>>>>

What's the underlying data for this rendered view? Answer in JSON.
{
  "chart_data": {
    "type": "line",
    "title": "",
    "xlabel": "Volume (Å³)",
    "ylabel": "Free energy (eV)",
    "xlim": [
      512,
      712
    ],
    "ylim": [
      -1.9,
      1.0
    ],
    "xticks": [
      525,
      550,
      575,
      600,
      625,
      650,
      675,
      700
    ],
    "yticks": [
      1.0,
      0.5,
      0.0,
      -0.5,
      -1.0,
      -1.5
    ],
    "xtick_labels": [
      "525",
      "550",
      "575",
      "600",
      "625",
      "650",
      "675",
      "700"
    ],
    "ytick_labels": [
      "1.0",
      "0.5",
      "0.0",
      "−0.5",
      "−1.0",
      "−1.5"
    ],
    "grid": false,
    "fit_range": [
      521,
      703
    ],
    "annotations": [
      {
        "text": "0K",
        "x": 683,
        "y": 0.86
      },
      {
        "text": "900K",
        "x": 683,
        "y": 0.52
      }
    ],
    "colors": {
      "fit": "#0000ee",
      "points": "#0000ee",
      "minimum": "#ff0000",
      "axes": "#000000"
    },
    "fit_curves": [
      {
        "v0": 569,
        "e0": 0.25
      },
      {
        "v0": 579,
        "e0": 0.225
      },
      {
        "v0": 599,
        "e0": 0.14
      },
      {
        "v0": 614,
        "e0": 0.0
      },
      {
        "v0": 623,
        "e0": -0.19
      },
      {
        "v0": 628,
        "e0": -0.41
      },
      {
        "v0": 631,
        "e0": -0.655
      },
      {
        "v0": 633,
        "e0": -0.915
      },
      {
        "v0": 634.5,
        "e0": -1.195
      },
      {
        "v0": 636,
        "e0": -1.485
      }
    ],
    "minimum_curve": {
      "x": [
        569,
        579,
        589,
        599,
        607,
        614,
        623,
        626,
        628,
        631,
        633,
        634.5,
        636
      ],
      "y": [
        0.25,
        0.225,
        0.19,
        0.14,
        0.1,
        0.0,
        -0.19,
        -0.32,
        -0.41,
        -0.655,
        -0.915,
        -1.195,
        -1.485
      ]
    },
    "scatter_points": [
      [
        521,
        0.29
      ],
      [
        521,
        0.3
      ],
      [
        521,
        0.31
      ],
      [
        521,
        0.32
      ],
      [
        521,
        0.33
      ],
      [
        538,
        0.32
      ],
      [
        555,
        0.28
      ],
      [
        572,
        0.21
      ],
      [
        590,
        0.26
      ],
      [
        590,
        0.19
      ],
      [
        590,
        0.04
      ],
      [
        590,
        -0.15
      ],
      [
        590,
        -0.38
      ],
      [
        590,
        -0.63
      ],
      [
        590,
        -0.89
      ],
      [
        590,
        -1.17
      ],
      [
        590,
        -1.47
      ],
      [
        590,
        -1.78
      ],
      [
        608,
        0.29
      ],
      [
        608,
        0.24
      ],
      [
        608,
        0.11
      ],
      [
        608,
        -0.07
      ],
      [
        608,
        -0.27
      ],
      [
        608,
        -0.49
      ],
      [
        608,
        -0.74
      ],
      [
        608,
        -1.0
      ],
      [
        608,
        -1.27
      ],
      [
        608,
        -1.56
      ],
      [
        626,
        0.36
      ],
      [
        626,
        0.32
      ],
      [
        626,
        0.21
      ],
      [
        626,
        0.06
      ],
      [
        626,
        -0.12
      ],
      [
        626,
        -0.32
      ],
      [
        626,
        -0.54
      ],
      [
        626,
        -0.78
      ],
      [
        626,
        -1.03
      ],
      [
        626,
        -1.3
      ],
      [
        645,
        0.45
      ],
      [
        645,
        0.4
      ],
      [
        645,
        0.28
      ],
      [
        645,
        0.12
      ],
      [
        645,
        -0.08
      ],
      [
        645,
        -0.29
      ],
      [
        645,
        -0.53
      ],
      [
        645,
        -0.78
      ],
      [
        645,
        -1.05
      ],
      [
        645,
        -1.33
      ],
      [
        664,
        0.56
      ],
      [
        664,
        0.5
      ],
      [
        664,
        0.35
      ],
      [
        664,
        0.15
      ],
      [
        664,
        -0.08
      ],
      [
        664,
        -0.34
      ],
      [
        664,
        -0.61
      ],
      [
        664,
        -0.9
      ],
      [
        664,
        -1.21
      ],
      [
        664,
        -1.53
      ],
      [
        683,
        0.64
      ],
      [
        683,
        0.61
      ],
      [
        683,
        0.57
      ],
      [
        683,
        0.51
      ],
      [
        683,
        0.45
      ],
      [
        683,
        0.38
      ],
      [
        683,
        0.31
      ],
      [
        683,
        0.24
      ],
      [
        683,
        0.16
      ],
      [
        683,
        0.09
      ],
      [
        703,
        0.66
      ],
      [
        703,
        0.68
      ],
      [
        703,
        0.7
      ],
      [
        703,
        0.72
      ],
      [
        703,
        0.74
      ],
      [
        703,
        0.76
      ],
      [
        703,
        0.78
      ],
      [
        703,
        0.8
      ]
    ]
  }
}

<<<<

# [What you should do]
Return the whole listing exactly, with every line included.

# [Expected output]
What's the underlying data for this rendered view? Answer in JSON.
{
  "chart_data": {
    "type": "line",
    "title": "",
    "xlabel": "Volume (Å³)",
    "ylabel": "Free energy (eV)",
    "xlim": [
      512,
      712
    ],
    "ylim": [
      -1.9,
      1.0
    ],
    "xticks": [
      525,
      550,
      575,
      600,
      625,
      650,
      675,
      700
    ],
    "yticks": [
      1.0,
      0.5,
      0.0,
      -0.5,
      -1.0,
      -1.5
    ],
    "xtick_labels": [
      "525",
      "550",
      "575",
      "600",
      "625",
      "650",
      "675",
      "700"
    ],
    "ytick_labels": [
      "1.0",
      "0.5",
      "0.0",
      "−0.5",
      "−1.0",
      "−1.5"
    ],
    "grid": false,
    "fit_range": [
      521,
      703
    ],
    "annotations": [
      {
        "text": "0K",
        "x": 683,
        "y": 0.86
      },
      {
        "text": "900K",
        "x": 683,
        "y": 0.52
      }
    ],
    "colors": {
      "fit": "#0000ee",
      "points": "#0000ee",
      "minimum": "#ff0000",
      "axes": "#000000"
    },
    "fit_curves": [
      {
        "v0": 569,
        "e0": 0.25
      },
      {
        "v0": 579,
        "e0": 0.225
      },
      {
        "v0": 599,
        "e0": 0.14
      },
      {
        "v0": 614,
        "e0": 0.0
      },
      {
        "v0": 623,
        "e0": -0.19
      },
      {
        "v0": 628,
        "e0": -0.41
      },
      {
        "v0": 631,
        "e0": -0.655
      },
      {
        "v0": 633,
        "e0": -0.915
      },
      {
        "v0": 634.5,
        "e0": -1.195
      },
      {
        "v0": 636,
        "e0": -1.485
      }
    ],
    "minimum_curve": {
      "x": [
        569,
        579,
        589,
        599,
        607,
        614,
        623,
        626,
        628,
        631,
        633,
        634.5,
        636
      ],
      "y": [
        0.25,
        0.225,
        0.19,
        0.14,
        0.1,
        0.0,
        -0.19,
        -0.32,
        -0.41,
        -0.655,
        -0.915,
        -1.195,
        -1.485
      ]
    },
    "scatter_points": [
      [
        521,
        0.29
      ],
      [
        521,
        0.3
      ],
      [
        521,
        0.31
      ],
      [
        521,
        0.32
      ],
      [
        521,
        0.33
      ],
      [
        538,
        0.32
      ],
      [
        555,
        0.28
      ],
      [
        572,
        0.21
      ],
      [
        590,
        0.26
      ],
      [
        590,
        0.19
      ],
      [
        590,
        0.04
      ],
      [
        590,
        -0.15
      ],
      [
        590,
        -0.38
      ],
      [
        590,
        -0.63
      ],
      [
        590,
        -0.89
      ],
      [
        590,
        -1.17
      ],
      [
        590,
        -1.47
      ],
      [
        590,
        -1.78
      ],
      [
        608,
        0.29
      ],
      [
        608,
        0.24
      ],
      [
        608,
        0.11
      ],
      [
        608,
        -0.07
      ],
      [
        608,
        -0.27
      ],
      [
        608,
        -0.49
      ],
      [
        608,
        -0.74
      ],
      [
        608,
        -1.0
      ],
      [
        608,
        -1.27
      ],
      [
        608,
        -1.56
      ],
      [
        626,
        0.36
      ],
      [
        626,
        0.32
      ],
      [
        626,
        0.21
      ],
      [
        626,
        0.06
      ],
      [
        626,
        -0.12
      ],
      [
        626,
        -0.32
      ],
      [
        626,
        -0.54
      ],
      [
        626,
        -0.78
      ],
      [
        626,
        -1.03
      ],
      [
        626,
        -1.3
      ],
      [
        645,
        0.45
      ],
      [
        645,
        0.4
      ],
      [
        645,
        0.28
      ],
      [
        645,
        0.12
      ],
      [
        645,
        -0.08
      ],
      [
        645,
        -0.29
      ],
      [
        645,
        -0.53
      ],
      [
        645,
        -0.78
      ],
      [
        645,
        -1.05
      ],
      [
        645,
        -1.33
      ],
      [
        664,
        0.56
      ],
      [
        664,
        0.5
      ],
      [
        664,
        0.35
      ],
      [
        664,
        0.15
      ],
      [
        664,
        -0.08
      ],
      [
        664,
        -0.34
      ],
      [
        664,
        -0.61
      ],
      [
        664,
        -0.9
      ],
      [
        664,
        -1.21
      ],
      [
        664,
        -1.53
      ],
      [
        683,
        0.64
      ],
      [
        683,
        0.61
      ],
      [
        683,
        0.57
      ],
      [
        683,
        0.51
      ],
      [
        683,
        0.45
      ],
      [
        683,
        0.38
      ],
      [
        683,
        0.31
      ],
      [
        683,
        0.24
      ],
      [
        683,
        0.16
      ],
      [
        683,
        0.09
      ],
      [
        703,
        0.66
      ],
      [
        703,
        0.68
      ],
      [
        703,
        0.7
      ],
      [
        703,
        0.72
      ],
      [
        703,
        0.74
      ],
      [
        703,
        0.76
      ],
      [
        703,
        0.78
      ],
      [
        703,
        0.8
      ]
    ]
  }
}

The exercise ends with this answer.